#### Text block

How SMPTE timecode works
A SMPTE timecode labels a specific frame as HH:MM:SS:FF at a chosen frame rate. The first three fields are clock-style; the last is the frame index within the second.
Non-drop-frame (NDF)
NDF counts every frame sequentially with no skips - the labels are a pure counter.
total_frames = (HH × 3600 + MM × 60 + SS) × fps_int + FF
seconds = total_frames / fps_real
For 29.97 NDF the labels tick at 30 per second but real time only advances at 29.97/sec, so the labels drift ahead by roughly 3.6 seconds per hour. This drift is exactly what drop-frame timecode corrects.
Drop-frame (DF) - 29.97 and 59.94 only
Drop-frame skips the first two frame numbers at the start of every minute except every 10th minute. So at 29.97 DF, after 00:00:59;29 the next frame is 00:01:00;02 (two numbers skipped), and the minute 10 boundary skips nothing (00:09:59;29 → 00:10:00;00).
drops_in_hh_mm_ss = 2 × (total_minutes - floor(total_minutes / 10))
total_frames = (HH × 3600 + MM × 60 + SS) × 30 + FF - drops
For 59.94 DF the same rule applies but 4 frame numbers are skipped (00, 01, 02, 03) instead of 2.

########

▶ **Work instruction**: Rewrite the SMPTE timecode text starting with "Drop-frame (DF) - 29.97" and going on through "(00:09:59;29 → 00:10:00;00).", swapping "minute" for "clock minute" wherever it appears.

#### Data provided

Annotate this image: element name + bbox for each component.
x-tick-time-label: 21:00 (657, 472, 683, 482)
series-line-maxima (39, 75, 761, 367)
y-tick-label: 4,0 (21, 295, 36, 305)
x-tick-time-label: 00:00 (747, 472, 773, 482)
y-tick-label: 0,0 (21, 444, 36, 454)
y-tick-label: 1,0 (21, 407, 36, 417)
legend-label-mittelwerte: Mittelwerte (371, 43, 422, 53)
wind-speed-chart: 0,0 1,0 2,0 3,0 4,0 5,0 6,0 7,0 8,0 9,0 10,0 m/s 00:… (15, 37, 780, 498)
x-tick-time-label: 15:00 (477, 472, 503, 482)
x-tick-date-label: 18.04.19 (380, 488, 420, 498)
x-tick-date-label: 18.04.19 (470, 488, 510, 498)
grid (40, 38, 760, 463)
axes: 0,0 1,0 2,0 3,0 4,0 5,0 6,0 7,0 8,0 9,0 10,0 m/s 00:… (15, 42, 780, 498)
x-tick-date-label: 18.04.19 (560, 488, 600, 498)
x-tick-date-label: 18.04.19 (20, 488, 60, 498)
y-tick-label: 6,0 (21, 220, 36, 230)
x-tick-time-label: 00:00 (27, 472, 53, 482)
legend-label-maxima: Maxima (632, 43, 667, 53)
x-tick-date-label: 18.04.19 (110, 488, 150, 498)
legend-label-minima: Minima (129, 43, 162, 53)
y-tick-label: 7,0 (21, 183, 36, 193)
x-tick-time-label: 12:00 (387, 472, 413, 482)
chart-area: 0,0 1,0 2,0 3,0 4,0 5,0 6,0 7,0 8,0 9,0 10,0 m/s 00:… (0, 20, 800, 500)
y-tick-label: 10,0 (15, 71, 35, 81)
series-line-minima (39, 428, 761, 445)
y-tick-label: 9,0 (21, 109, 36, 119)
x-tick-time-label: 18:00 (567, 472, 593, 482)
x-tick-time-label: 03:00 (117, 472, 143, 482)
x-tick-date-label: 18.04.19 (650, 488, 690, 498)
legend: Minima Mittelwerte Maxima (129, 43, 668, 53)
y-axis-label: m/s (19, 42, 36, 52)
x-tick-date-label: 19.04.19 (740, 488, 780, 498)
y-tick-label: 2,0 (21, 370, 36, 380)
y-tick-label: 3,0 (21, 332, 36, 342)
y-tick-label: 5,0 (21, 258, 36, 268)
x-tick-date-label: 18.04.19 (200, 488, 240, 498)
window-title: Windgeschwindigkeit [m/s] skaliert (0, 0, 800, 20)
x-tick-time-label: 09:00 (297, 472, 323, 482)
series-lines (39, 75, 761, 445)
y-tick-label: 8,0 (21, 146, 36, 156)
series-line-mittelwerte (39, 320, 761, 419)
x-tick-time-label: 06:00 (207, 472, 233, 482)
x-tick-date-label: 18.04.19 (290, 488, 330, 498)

########

▶ **Answer to this task**:
Drop-frame (DF) - 29.97 and 59.94 only
Drop-frame skips the first two frame numbers at the start of every clock minute except every 10th clock minute. So at 29.97 DF, after 00:00:59;29 the next frame is 00:01:00;02 (two numbers skipped), and the clock minute 10 boundary skips nothing (00:09:59;29 → 00:10:00;00).